## Task description
Your answer must be the full listing below, repeated exactly, with no pictures in it.

+-------+

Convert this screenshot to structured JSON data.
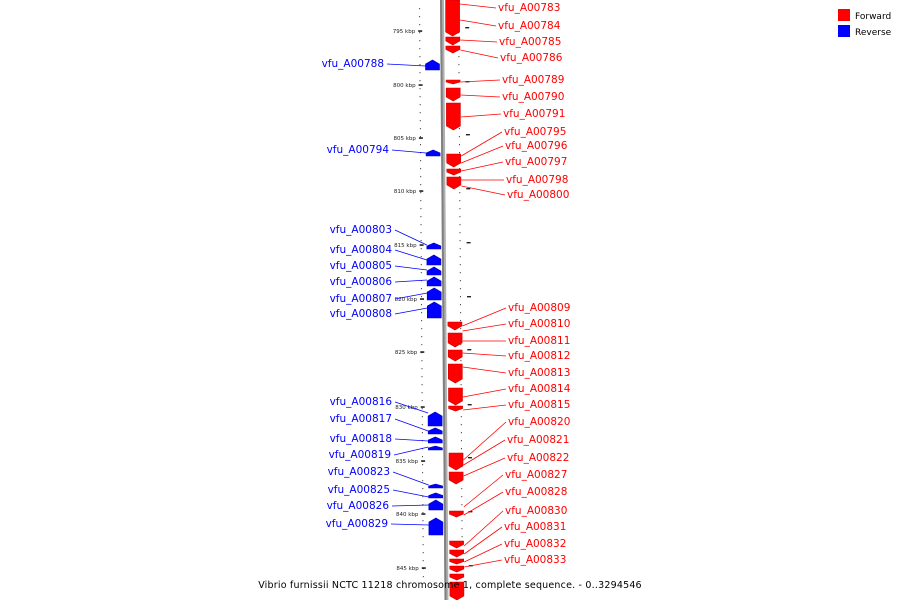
{
  "caption": "Vibrio furnissii NCTC 11218 chromosome 1, complete sequence. - 0..3294546",
  "legend": [
    {
      "label": "Forward",
      "color": "#ff0000"
    },
    {
      "label": "Reverse",
      "color": "#0000ff"
    }
  ],
  "colors": {
    "forward": "#ff0000",
    "reverse": "#0000ff",
    "axis": "#808080"
  },
  "ticks": [
    "795 kbp",
    "800 kbp",
    "805 kbp",
    "810 kbp",
    "815 kbp",
    "820 kbp",
    "825 kbp",
    "830 kbp",
    "835 kbp",
    "840 kbp",
    "845 kbp"
  ],
  "forward_genes": [
    "vfu_A00783",
    "vfu_A00784",
    "vfu_A00785",
    "vfu_A00786",
    "vfu_A00789",
    "vfu_A00790",
    "vfu_A00791",
    "vfu_A00795",
    "vfu_A00796",
    "vfu_A00797",
    "vfu_A00798",
    "vfu_A00800",
    "vfu_A00809",
    "vfu_A00810",
    "vfu_A00811",
    "vfu_A00812",
    "vfu_A00813",
    "vfu_A00814",
    "vfu_A00815",
    "vfu_A00820",
    "vfu_A00821",
    "vfu_A00822",
    "vfu_A00827",
    "vfu_A00828",
    "vfu_A00830",
    "vfu_A00831",
    "vfu_A00832",
    "vfu_A00833"
  ],
  "reverse_genes": [
    "vfu_A00788",
    "vfu_A00794",
    "vfu_A00803",
    "vfu_A00804",
    "vfu_A00805",
    "vfu_A00806",
    "vfu_A00807",
    "vfu_A00808",
    "vfu_A00816",
    "vfu_A00817",
    "vfu_A00818",
    "vfu_A00819",
    "vfu_A00823",
    "vfu_A00825",
    "vfu_A00826",
    "vfu_A00829"
  ]
}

+-------+

## Finished task
Convert this screenshot to structured JSON data.
{
  "caption": "Vibrio furnissii NCTC 11218 chromosome 1, complete sequence. - 0..3294546",
  "legend": [
    {
      "label": "Forward",
      "color": "#ff0000"
    },
    {
      "label": "Reverse",
      "color": "#0000ff"
    }
  ],
  "colors": {
    "forward": "#ff0000",
    "reverse": "#0000ff",
    "axis": "#808080"
  },
  "ticks": [
    "795 kbp",
    "800 kbp",
    "805 kbp",
    "810 kbp",
    "815 kbp",
    "820 kbp",
    "825 kbp",
    "830 kbp",
    "835 kbp",
    "840 kbp",
    "845 kbp"
  ],
  "forward_genes": [
    "vfu_A00783",
    "vfu_A00784",
    "vfu_A00785",
    "vfu_A00786",
    "vfu_A00789",
    "vfu_A00790",
    "vfu_A00791",
    "vfu_A00795",
    "vfu_A00796",
    "vfu_A00797",
    "vfu_A00798",
    "vfu_A00800",
    "vfu_A00809",
    "vfu_A00810",
    "vfu_A00811",
    "vfu_A00812",
    "vfu_A00813",
    "vfu_A00814",
    "vfu_A00815",
    "vfu_A00820",
    "vfu_A00821",
    "vfu_A00822",
    "vfu_A00827",
    "vfu_A00828",
    "vfu_A00830",
    "vfu_A00831",
    "vfu_A00832",
    "vfu_A00833"
  ],
  "reverse_genes": [
    "vfu_A00788",
    "vfu_A00794",
    "vfu_A00803",
    "vfu_A00804",
    "vfu_A00805",
    "vfu_A00806",
    "vfu_A00807",
    "vfu_A00808",
    "vfu_A00816",
    "vfu_A00817",
    "vfu_A00818",
    "vfu_A00819",
    "vfu_A00823",
    "vfu_A00825",
    "vfu_A00826",
    "vfu_A00829"
  ]
}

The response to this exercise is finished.